WHAT THE EXERCISE ASKS
Set down each line of the data below exactly as it stands, dropping the pictures.

Stored entries
^^^^^^^^^^^^^^^^

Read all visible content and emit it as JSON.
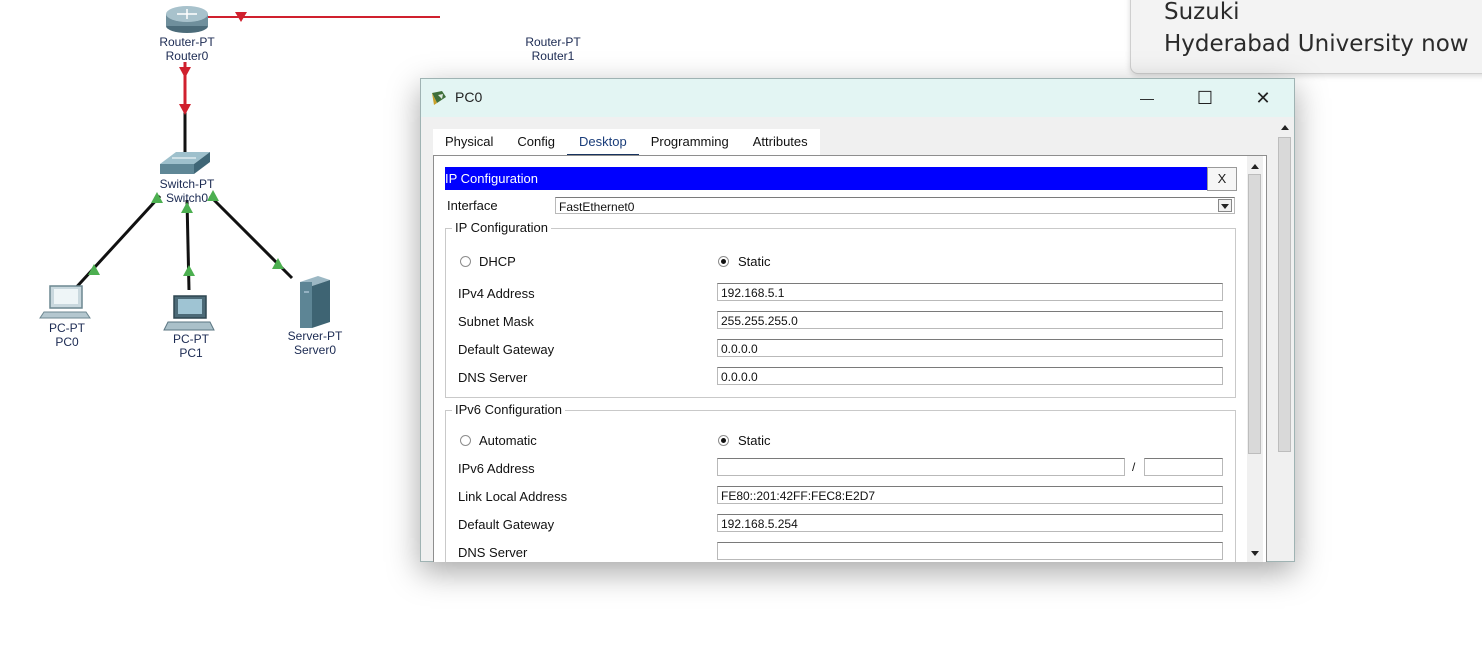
{
  "topology": {
    "devices": [
      {
        "id": "router0",
        "type": "Router-PT",
        "name": "Router0"
      },
      {
        "id": "router1",
        "type": "Router-PT",
        "name": "Router1"
      },
      {
        "id": "switch0",
        "type": "Switch-PT",
        "name": "Switch0"
      },
      {
        "id": "pc0",
        "type": "PC-PT",
        "name": "PC0"
      },
      {
        "id": "pc1",
        "type": "PC-PT",
        "name": "PC1"
      },
      {
        "id": "server0",
        "type": "Server-PT",
        "name": "Server0"
      }
    ],
    "colors": {
      "link_down": "#d0202e",
      "link_up": "#111111",
      "port_up": "#4caf50"
    }
  },
  "notification": {
    "line1": "Suzuki",
    "line2": "Hyderabad University now"
  },
  "window": {
    "title": "PC0",
    "minimize": "—",
    "maximize": "☐",
    "close": "✕",
    "tabs": [
      "Physical",
      "Config",
      "Desktop",
      "Programming",
      "Attributes"
    ],
    "active_tab": "Desktop"
  },
  "ip_config": {
    "header": "IP Configuration",
    "close_label": "X",
    "interface_label": "Interface",
    "interface_value": "FastEthernet0",
    "ipv4": {
      "legend": "IP Configuration",
      "dhcp_label": "DHCP",
      "static_label": "Static",
      "mode": "Static",
      "address_label": "IPv4 Address",
      "address_value": "192.168.5.1",
      "mask_label": "Subnet Mask",
      "mask_value": "255.255.255.0",
      "gateway_label": "Default Gateway",
      "gateway_value": "0.0.0.0",
      "dns_label": "DNS Server",
      "dns_value": "0.0.0.0"
    },
    "ipv6": {
      "legend": "IPv6 Configuration",
      "auto_label": "Automatic",
      "static_label": "Static",
      "mode": "Static",
      "address_label": "IPv6 Address",
      "address_value": "",
      "prefix_separator": "/",
      "prefix_value": "",
      "link_local_label": "Link Local Address",
      "link_local_value": "FE80::201:42FF:FEC8:E2D7",
      "gateway_label": "Default Gateway",
      "gateway_value": "192.168.5.254",
      "dns_label": "DNS Server",
      "dns_value": ""
    }
  }
}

^^^^^^^^^^^^^^^^

SOLUTION FOR THIS TASK
Read all visible content and emit it as JSON.
{
  "topology": {
    "devices": [
      {
        "id": "router0",
        "type": "Router-PT",
        "name": "Router0"
      },
      {
        "id": "router1",
        "type": "Router-PT",
        "name": "Router1"
      },
      {
        "id": "switch0",
        "type": "Switch-PT",
        "name": "Switch0"
      },
      {
        "id": "pc0",
        "type": "PC-PT",
        "name": "PC0"
      },
      {
        "id": "pc1",
        "type": "PC-PT",
        "name": "PC1"
      },
      {
        "id": "server0",
        "type": "Server-PT",
        "name": "Server0"
      }
    ],
    "colors": {
      "link_down": "#d0202e",
      "link_up": "#111111",
      "port_up": "#4caf50"
    }
  },
  "notification": {
    "line1": "Suzuki",
    "line2": "Hyderabad University now"
  },
  "window": {
    "title": "PC0",
    "minimize": "—",
    "maximize": "☐",
    "close": "✕",
    "tabs": [
      "Physical",
      "Config",
      "Desktop",
      "Programming",
      "Attributes"
    ],
    "active_tab": "Desktop"
  },
  "ip_config": {
    "header": "IP Configuration",
    "close_label": "X",
    "interface_label": "Interface",
    "interface_value": "FastEthernet0",
    "ipv4": {
      "legend": "IP Configuration",
      "dhcp_label": "DHCP",
      "static_label": "Static",
      "mode": "Static",
      "address_label": "IPv4 Address",
      "address_value": "192.168.5.1",
      "mask_label": "Subnet Mask",
      "mask_value": "255.255.255.0",
      "gateway_label": "Default Gateway",
      "gateway_value": "0.0.0.0",
      "dns_label": "DNS Server",
      "dns_value": "0.0.0.0"
    },
    "ipv6": {
      "legend": "IPv6 Configuration",
      "auto_label": "Automatic",
      "static_label": "Static",
      "mode": "Static",
      "address_label": "IPv6 Address",
      "address_value": "",
      "prefix_separator": "/",
      "prefix_value": "",
      "link_local_label": "Link Local Address",
      "link_local_value": "FE80::201:42FF:FEC8:E2D7",
      "gateway_label": "Default Gateway",
      "gateway_value": "192.168.5.254",
      "dns_label": "DNS Server",
      "dns_value": ""
    }
  }
}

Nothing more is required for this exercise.